## start

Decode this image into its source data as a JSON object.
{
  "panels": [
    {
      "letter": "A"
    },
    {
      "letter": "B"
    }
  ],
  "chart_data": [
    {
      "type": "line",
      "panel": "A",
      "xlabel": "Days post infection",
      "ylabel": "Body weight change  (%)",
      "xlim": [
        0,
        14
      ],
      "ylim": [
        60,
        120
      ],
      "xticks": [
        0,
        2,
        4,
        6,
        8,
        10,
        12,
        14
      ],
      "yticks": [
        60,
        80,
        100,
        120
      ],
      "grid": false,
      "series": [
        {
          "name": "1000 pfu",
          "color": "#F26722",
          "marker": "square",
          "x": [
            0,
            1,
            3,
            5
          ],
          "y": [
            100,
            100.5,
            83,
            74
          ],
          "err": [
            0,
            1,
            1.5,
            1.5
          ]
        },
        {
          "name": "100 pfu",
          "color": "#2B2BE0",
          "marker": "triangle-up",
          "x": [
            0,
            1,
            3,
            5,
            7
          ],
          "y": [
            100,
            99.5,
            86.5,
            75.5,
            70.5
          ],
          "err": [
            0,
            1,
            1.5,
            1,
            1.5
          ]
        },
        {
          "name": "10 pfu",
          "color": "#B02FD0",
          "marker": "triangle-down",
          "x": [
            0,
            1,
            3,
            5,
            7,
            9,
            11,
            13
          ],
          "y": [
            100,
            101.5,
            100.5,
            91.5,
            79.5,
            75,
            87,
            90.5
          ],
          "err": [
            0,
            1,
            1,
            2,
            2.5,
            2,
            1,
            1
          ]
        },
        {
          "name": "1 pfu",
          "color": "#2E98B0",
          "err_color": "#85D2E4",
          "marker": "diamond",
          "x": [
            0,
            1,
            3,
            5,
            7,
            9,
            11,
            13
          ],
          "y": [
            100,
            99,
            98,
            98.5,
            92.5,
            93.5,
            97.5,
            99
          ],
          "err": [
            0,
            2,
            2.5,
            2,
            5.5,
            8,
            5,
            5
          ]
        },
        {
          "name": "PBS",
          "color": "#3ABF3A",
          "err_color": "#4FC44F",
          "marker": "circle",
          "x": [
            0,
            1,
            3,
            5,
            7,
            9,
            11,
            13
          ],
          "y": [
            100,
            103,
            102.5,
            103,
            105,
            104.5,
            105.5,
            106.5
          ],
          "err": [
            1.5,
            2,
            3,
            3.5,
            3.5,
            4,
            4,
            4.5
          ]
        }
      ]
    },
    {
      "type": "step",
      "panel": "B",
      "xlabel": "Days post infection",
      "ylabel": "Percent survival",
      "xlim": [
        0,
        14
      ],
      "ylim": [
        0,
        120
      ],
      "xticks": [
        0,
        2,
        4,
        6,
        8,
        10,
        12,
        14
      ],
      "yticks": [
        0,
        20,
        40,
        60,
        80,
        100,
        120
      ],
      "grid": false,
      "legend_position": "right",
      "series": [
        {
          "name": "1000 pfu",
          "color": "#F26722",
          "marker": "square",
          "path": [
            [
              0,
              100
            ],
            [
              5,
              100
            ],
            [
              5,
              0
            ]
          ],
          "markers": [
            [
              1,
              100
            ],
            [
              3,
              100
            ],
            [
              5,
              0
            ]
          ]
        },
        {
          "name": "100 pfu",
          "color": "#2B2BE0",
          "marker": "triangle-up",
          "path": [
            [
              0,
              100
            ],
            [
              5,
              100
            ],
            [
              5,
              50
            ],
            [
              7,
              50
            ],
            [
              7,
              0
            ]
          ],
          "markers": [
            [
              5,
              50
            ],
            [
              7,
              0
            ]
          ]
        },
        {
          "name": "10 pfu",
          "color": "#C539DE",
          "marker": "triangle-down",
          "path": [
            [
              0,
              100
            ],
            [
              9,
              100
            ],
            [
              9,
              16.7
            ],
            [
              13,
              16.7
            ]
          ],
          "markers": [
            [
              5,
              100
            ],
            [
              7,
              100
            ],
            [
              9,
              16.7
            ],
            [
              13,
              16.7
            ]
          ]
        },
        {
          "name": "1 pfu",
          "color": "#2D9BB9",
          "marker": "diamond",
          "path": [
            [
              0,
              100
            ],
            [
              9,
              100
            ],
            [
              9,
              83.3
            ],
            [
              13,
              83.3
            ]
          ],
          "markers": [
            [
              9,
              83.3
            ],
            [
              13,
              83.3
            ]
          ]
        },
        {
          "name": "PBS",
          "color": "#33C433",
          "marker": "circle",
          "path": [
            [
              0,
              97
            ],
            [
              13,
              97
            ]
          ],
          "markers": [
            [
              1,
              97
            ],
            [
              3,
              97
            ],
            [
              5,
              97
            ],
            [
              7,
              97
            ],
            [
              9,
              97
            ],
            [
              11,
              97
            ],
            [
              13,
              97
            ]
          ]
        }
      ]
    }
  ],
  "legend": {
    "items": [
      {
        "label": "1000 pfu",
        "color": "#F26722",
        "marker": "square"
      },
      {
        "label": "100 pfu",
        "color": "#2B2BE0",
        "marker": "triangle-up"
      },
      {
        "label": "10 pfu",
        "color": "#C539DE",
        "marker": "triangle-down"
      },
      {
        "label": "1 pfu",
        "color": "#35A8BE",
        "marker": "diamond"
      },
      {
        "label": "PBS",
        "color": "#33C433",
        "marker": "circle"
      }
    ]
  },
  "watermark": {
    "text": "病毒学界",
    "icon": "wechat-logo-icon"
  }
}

## end

**Required task**
Retype every entry above, word for word.

**The solution**
Decode this image into its source data as a JSON object.
{
  "panels": [
    {
      "letter": "A"
    },
    {
      "letter": "B"
    }
  ],
  "chart_data": [
    {
      "type": "line",
      "panel": "A",
      "xlabel": "Days post infection",
      "ylabel": "Body weight change  (%)",
      "xlim": [
        0,
        14
      ],
      "ylim": [
        60,
        120
      ],
      "xticks": [
        0,
        2,
        4,
        6,
        8,
        10,
        12,
        14
      ],
      "yticks": [
        60,
        80,
        100,
        120
      ],
      "grid": false,
      "series": [
        {
          "name": "1000 pfu",
          "color": "#F26722",
          "marker": "square",
          "x": [
            0,
            1,
            3,
            5
          ],
          "y": [
            100,
            100.5,
            83,
            74
          ],
          "err": [
            0,
            1,
            1.5,
            1.5
          ]
        },
        {
          "name": "100 pfu",
          "color": "#2B2BE0",
          "marker": "triangle-up",
          "x": [
            0,
            1,
            3,
            5,
            7
          ],
          "y": [
            100,
            99.5,
            86.5,
            75.5,
            70.5
          ],
          "err": [
            0,
            1,
            1.5,
            1,
            1.5
          ]
        },
        {
          "name": "10 pfu",
          "color": "#B02FD0",
          "marker": "triangle-down",
          "x": [
            0,
            1,
            3,
            5,
            7,
            9,
            11,
            13
          ],
          "y": [
            100,
            101.5,
            100.5,
            91.5,
            79.5,
            75,
            87,
            90.5
          ],
          "err": [
            0,
            1,
            1,
            2,
            2.5,
            2,
            1,
            1
          ]
        },
        {
          "name": "1 pfu",
          "color": "#2E98B0",
          "err_color": "#85D2E4",
          "marker": "diamond",
          "x": [
            0,
            1,
            3,
            5,
            7,
            9,
            11,
            13
          ],
          "y": [
            100,
            99,
            98,
            98.5,
            92.5,
            93.5,
            97.5,
            99
          ],
          "err": [
            0,
            2,
            2.5,
            2,
            5.5,
            8,
            5,
            5
          ]
        },
        {
          "name": "PBS",
          "color": "#3ABF3A",
          "err_color": "#4FC44F",
          "marker": "circle",
          "x": [
            0,
            1,
            3,
            5,
            7,
            9,
            11,
            13
          ],
          "y": [
            100,
            103,
            102.5,
            103,
            105,
            104.5,
            105.5,
            106.5
          ],
          "err": [
            1.5,
            2,
            3,
            3.5,
            3.5,
            4,
            4,
            4.5
          ]
        }
      ]
    },
    {
      "type": "step",
      "panel": "B",
      "xlabel": "Days post infection",
      "ylabel": "Percent survival",
      "xlim": [
        0,
        14
      ],
      "ylim": [
        0,
        120
      ],
      "xticks": [
        0,
        2,
        4,
        6,
        8,
        10,
        12,
        14
      ],
      "yticks": [
        0,
        20,
        40,
        60,
        80,
        100,
        120
      ],
      "grid": false,
      "legend_position": "right",
      "series": [
        {
          "name": "1000 pfu",
          "color": "#F26722",
          "marker": "square",
          "path": [
            [
              0,
              100
            ],
            [
              5,
              100
            ],
            [
              5,
              0
            ]
          ],
          "markers": [
            [
              1,
              100
            ],
            [
              3,
              100
            ],
            [
              5,
              0
            ]
          ]
        },
        {
          "name": "100 pfu",
          "color": "#2B2BE0",
          "marker": "triangle-up",
          "path": [
            [
              0,
              100
            ],
            [
              5,
              100
            ],
            [
              5,
              50
            ],
            [
              7,
              50
            ],
            [
              7,
              0
            ]
          ],
          "markers": [
            [
              5,
              50
            ],
            [
              7,
              0
            ]
          ]
        },
        {
          "name": "10 pfu",
          "color": "#C539DE",
          "marker": "triangle-down",
          "path": [
            [
              0,
              100
            ],
            [
              9,
              100
            ],
            [
              9,
              16.7
            ],
            [
              13,
              16.7
            ]
          ],
          "markers": [
            [
              5,
              100
            ],
            [
              7,
              100
            ],
            [
              9,
              16.7
            ],
            [
              13,
              16.7
            ]
          ]
        },
        {
          "name": "1 pfu",
          "color": "#2D9BB9",
          "marker": "diamond",
          "path": [
            [
              0,
              100
            ],
            [
              9,
              100
            ],
            [
              9,
              83.3
            ],
            [
              13,
              83.3
            ]
          ],
          "markers": [
            [
              9,
              83.3
            ],
            [
              13,
              83.3
            ]
          ]
        },
        {
          "name": "PBS",
          "color": "#33C433",
          "marker": "circle",
          "path": [
            [
              0,
              97
            ],
            [
              13,
              97
            ]
          ],
          "markers": [
            [
              1,
              97
            ],
            [
              3,
              97
            ],
            [
              5,
              97
            ],
            [
              7,
              97
            ],
            [
              9,
              97
            ],
            [
              11,
              97
            ],
            [
              13,
              97
            ]
          ]
        }
      ]
    }
  ],
  "legend": {
    "items": [
      {
        "label": "1000 pfu",
        "color": "#F26722",
        "marker": "square"
      },
      {
        "label": "100 pfu",
        "color": "#2B2BE0",
        "marker": "triangle-up"
      },
      {
        "label": "10 pfu",
        "color": "#C539DE",
        "marker": "triangle-down"
      },
      {
        "label": "1 pfu",
        "color": "#35A8BE",
        "marker": "diamond"
      },
      {
        "label": "PBS",
        "color": "#33C433",
        "marker": "circle"
      }
    ]
  },
  "watermark": {
    "text": "病毒学界",
    "icon": "wechat-logo-icon"
  }
}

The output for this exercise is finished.